REQUIREMENT:
Print each line of the listing once more, precisely as given.

|---|

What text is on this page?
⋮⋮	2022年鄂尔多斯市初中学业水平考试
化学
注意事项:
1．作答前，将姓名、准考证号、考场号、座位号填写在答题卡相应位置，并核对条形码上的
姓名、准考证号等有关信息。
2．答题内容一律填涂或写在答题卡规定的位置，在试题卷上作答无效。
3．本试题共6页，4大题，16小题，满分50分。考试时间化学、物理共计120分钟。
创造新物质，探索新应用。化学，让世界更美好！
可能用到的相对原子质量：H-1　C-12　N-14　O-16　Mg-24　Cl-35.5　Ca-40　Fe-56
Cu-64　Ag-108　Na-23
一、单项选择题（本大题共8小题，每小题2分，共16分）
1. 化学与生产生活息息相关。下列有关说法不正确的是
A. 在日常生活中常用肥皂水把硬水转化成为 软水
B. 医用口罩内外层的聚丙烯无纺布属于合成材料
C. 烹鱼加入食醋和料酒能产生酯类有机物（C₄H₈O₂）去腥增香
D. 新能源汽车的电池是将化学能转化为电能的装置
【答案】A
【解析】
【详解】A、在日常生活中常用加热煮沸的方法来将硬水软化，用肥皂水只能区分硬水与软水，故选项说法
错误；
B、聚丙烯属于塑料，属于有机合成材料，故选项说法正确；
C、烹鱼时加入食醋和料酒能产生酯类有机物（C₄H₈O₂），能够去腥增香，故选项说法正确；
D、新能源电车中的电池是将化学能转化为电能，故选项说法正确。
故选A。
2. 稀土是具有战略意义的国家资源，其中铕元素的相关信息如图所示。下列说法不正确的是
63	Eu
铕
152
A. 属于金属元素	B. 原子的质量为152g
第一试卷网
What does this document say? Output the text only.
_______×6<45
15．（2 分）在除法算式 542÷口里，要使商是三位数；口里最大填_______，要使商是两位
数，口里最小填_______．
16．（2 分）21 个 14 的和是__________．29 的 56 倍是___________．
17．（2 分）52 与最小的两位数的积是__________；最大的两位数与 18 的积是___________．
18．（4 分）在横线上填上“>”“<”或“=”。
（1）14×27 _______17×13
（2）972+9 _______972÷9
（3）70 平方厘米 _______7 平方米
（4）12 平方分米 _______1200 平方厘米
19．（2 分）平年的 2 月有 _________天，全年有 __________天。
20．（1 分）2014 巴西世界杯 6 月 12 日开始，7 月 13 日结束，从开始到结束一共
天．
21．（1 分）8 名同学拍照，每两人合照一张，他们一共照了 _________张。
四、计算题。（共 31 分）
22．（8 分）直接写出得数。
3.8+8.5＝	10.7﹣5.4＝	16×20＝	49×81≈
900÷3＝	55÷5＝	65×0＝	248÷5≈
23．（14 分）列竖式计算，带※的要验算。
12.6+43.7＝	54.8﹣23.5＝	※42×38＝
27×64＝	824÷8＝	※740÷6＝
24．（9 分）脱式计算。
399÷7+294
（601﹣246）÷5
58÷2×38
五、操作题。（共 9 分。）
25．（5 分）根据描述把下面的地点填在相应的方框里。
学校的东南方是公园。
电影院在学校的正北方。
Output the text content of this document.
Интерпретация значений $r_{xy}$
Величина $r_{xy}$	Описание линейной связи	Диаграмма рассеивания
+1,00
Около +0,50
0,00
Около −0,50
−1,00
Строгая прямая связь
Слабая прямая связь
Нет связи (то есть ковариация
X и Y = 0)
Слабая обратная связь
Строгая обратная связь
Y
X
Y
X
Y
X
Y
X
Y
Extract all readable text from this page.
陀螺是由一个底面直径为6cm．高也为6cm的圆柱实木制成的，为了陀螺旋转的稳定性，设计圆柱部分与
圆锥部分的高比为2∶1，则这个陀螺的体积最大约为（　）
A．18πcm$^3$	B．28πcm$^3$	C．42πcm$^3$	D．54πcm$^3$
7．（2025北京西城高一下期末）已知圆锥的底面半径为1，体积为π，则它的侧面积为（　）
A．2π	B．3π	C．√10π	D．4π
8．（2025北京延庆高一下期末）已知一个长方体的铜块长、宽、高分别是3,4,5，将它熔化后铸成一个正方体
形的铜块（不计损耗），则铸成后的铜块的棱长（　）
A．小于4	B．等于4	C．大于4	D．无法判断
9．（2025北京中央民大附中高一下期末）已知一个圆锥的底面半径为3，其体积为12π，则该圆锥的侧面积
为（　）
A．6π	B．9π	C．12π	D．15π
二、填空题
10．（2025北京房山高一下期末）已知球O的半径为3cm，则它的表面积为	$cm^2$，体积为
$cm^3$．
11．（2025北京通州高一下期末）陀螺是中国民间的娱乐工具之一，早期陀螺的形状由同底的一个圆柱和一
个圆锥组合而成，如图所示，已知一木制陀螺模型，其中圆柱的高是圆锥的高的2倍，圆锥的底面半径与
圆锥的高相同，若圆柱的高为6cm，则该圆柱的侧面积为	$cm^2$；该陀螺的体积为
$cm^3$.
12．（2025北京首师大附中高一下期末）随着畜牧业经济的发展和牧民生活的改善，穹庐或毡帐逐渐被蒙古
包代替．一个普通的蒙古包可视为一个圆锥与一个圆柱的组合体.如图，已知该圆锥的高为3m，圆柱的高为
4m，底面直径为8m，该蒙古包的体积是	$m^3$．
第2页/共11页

|---|

FINAL RESULT:
What text is on this page?
⋮⋮	2022年鄂尔多斯市初中学业水平考试
化学
注意事项:
1．作答前，将姓名、准考证号、考场号、座位号填写在答题卡相应位置，并核对条形码上的
姓名、准考证号等有关信息。
2．答题内容一律填涂或写在答题卡规定的位置，在试题卷上作答无效。
3．本试题共6页，4大题，16小题，满分50分。考试时间化学、物理共计120分钟。
创造新物质，探索新应用。化学，让世界更美好！
可能用到的相对原子质量：H-1　C-12　N-14　O-16　Mg-24　Cl-35.5　Ca-40　Fe-56
Cu-64　Ag-108　Na-23
一、单项选择题（本大题共8小题，每小题2分，共16分）
1. 化学与生产生活息息相关。下列有关说法不正确的是
A. 在日常生活中常用肥皂水把硬水转化成为 软水
B. 医用口罩内外层的聚丙烯无纺布属于合成材料
C. 烹鱼加入食醋和料酒能产生酯类有机物（C₄H₈O₂）去腥增香
D. 新能源汽车的电池是将化学能转化为电能的装置
【答案】A
【解析】
【详解】A、在日常生活中常用加热煮沸的方法来将硬水软化，用肥皂水只能区分硬水与软水，故选项说法
错误；
B、聚丙烯属于塑料，属于有机合成材料，故选项说法正确；
C、烹鱼时加入食醋和料酒能产生酯类有机物（C₄H₈O₂），能够去腥增香，故选项说法正确；
D、新能源电车中的电池是将化学能转化为电能，故选项说法正确。
故选A。
2. 稀土是具有战略意义的国家资源，其中铕元素的相关信息如图所示。下列说法不正确的是
63	Eu
铕
152
A. 属于金属元素	B. 原子的质量为152g
第一试卷网
What does this document say? Output the text only.
_______×6<45
15．（2 分）在除法算式 542÷口里，要使商是三位数；口里最大填_______，要使商是两位
数，口里最小填_______．
16．（2 分）21 个 14 的和是__________．29 的 56 倍是___________．
17．（2 分）52 与最小的两位数的积是__________；最大的两位数与 18 的积是___________．
18．（4 分）在横线上填上“>”“<”或“=”。
（1）14×27 _______17×13
（2）972+9 _______972÷9
（3）70 平方厘米 _______7 平方米
（4）12 平方分米 _______1200 平方厘米
19．（2 分）平年的 2 月有 _________天，全年有 __________天。
20．（1 分）2014 巴西世界杯 6 月 12 日开始，7 月 13 日结束，从开始到结束一共
天．
21．（1 分）8 名同学拍照，每两人合照一张，他们一共照了 _________张。
四、计算题。（共 31 分）
22．（8 分）直接写出得数。
3.8+8.5＝	10.7﹣5.4＝	16×20＝	49×81≈
900÷3＝	55÷5＝	65×0＝	248÷5≈
23．（14 分）列竖式计算，带※的要验算。
12.6+43.7＝	54.8﹣23.5＝	※42×38＝
27×64＝	824÷8＝	※740÷6＝
24．（9 分）脱式计算。
399÷7+294
（601﹣246）÷5
58÷2×38
五、操作题。（共 9 分。）
25．（5 分）根据描述把下面的地点填在相应的方框里。
学校的东南方是公园。
电影院在学校的正北方。
Output the text content of this document.
Интерпретация значений $r_{xy}$
Величина $r_{xy}$	Описание линейной связи	Диаграмма рассеивания
+1,00
Около +0,50
0,00
Около −0,50
−1,00
Строгая прямая связь
Слабая прямая связь
Нет связи (то есть ковариация
X и Y = 0)
Слабая обратная связь
Строгая обратная связь
Y
X
Y
X
Y
X
Y
X
Y
Extract all readable text from this page.
陀螺是由一个底面直径为6cm．高也为6cm的圆柱实木制成的，为了陀螺旋转的稳定性，设计圆柱部分与
圆锥部分的高比为2∶1，则这个陀螺的体积最大约为（　）
A．18πcm$^3$	B．28πcm$^3$	C．42πcm$^3$	D．54πcm$^3$
7．（2025北京西城高一下期末）已知圆锥的底面半径为1，体积为π，则它的侧面积为（　）
A．2π	B．3π	C．√10π	D．4π
8．（2025北京延庆高一下期末）已知一个长方体的铜块长、宽、高分别是3,4,5，将它熔化后铸成一个正方体
形的铜块（不计损耗），则铸成后的铜块的棱长（　）
A．小于4	B．等于4	C．大于4	D．无法判断
9．（2025北京中央民大附中高一下期末）已知一个圆锥的底面半径为3，其体积为12π，则该圆锥的侧面积
为（　）
A．6π	B．9π	C．12π	D．15π
二、填空题
10．（2025北京房山高一下期末）已知球O的半径为3cm，则它的表面积为	$cm^2$，体积为
$cm^3$．
11．（2025北京通州高一下期末）陀螺是中国民间的娱乐工具之一，早期陀螺的形状由同底的一个圆柱和一
个圆锥组合而成，如图所示，已知一木制陀螺模型，其中圆柱的高是圆锥的高的2倍，圆锥的底面半径与
圆锥的高相同，若圆柱的高为6cm，则该圆柱的侧面积为	$cm^2$；该陀螺的体积为
$cm^3$.
12．（2025北京首师大附中高一下期末）随着畜牧业经济的发展和牧民生活的改善，穹庐或毡帐逐渐被蒙古
包代替．一个普通的蒙古包可视为一个圆锥与一个圆柱的组合体.如图，已知该圆锥的高为3m，圆柱的高为
4m，底面直径为8m，该蒙古包的体积是	$m^3$．
第2页/共11页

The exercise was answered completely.